Exercise ▸ Search the material for the word "Server" and report each line where it turns up.

################

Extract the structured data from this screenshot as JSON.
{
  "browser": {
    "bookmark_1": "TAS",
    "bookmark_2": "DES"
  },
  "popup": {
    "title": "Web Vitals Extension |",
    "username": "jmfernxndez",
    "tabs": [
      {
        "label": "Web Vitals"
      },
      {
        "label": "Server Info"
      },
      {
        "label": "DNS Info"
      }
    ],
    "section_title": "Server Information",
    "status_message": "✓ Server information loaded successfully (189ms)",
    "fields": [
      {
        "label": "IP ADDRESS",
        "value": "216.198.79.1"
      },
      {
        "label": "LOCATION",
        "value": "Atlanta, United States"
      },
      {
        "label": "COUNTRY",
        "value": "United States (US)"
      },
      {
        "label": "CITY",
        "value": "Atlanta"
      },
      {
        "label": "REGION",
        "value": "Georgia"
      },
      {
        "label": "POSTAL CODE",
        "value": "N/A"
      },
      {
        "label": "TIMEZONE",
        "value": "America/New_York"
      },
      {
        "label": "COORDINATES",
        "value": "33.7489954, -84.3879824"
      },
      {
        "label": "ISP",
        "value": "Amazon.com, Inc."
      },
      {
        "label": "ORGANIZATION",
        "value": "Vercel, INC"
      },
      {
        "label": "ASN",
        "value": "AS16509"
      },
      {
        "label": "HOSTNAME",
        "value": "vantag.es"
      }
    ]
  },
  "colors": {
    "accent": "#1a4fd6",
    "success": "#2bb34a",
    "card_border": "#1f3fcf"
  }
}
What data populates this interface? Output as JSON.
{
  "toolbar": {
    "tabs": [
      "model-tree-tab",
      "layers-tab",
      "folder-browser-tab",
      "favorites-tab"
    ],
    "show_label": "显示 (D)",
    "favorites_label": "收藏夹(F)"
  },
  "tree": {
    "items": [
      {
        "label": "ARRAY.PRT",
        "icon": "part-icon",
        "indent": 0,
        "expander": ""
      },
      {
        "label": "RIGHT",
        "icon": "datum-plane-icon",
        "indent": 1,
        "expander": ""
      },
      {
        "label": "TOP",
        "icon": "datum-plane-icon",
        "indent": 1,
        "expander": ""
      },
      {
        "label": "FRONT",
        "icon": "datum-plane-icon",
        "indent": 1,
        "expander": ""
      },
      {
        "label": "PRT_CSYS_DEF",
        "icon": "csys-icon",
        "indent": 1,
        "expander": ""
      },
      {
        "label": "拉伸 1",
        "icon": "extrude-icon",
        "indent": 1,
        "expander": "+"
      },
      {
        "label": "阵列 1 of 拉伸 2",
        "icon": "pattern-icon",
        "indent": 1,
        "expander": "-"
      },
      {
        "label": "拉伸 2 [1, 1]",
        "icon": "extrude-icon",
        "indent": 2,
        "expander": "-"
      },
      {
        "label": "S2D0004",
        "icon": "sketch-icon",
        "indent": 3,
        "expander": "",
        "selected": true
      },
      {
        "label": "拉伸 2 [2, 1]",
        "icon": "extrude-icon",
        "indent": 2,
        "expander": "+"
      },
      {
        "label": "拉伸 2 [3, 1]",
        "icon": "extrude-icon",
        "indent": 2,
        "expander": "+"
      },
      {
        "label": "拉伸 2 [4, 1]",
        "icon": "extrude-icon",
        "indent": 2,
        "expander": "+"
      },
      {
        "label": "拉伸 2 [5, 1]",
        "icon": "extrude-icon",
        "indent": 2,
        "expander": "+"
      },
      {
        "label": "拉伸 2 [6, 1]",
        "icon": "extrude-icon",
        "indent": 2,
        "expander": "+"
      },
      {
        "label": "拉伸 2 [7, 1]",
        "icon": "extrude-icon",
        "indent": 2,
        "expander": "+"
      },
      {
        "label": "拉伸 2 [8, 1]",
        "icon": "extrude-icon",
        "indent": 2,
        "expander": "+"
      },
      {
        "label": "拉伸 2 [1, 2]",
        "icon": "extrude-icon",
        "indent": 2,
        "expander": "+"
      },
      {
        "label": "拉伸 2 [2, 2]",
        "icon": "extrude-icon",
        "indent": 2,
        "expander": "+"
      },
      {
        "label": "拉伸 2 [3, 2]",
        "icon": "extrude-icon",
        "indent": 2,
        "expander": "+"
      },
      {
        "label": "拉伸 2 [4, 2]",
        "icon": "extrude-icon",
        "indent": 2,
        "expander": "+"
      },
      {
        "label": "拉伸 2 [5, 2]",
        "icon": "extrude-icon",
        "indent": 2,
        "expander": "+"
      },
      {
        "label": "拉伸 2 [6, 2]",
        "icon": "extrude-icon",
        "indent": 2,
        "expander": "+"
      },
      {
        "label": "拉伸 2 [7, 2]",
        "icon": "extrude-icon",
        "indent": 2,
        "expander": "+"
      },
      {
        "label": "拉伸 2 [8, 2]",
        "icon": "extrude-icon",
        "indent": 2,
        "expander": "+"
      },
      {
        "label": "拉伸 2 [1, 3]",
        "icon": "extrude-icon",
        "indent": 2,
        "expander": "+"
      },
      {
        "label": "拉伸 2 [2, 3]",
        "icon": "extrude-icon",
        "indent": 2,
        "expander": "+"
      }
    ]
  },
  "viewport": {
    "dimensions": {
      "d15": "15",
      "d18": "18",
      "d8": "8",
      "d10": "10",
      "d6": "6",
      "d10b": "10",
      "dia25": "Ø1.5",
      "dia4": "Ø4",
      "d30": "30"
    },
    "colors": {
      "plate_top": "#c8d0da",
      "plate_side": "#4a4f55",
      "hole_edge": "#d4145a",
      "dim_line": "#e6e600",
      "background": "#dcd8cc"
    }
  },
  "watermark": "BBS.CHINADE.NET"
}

################

Completed exercise ▸
        "label": "Server Info"
    "section_title": "Server Information",
    "status_message": "✓ Server information loaded successfully (189ms)",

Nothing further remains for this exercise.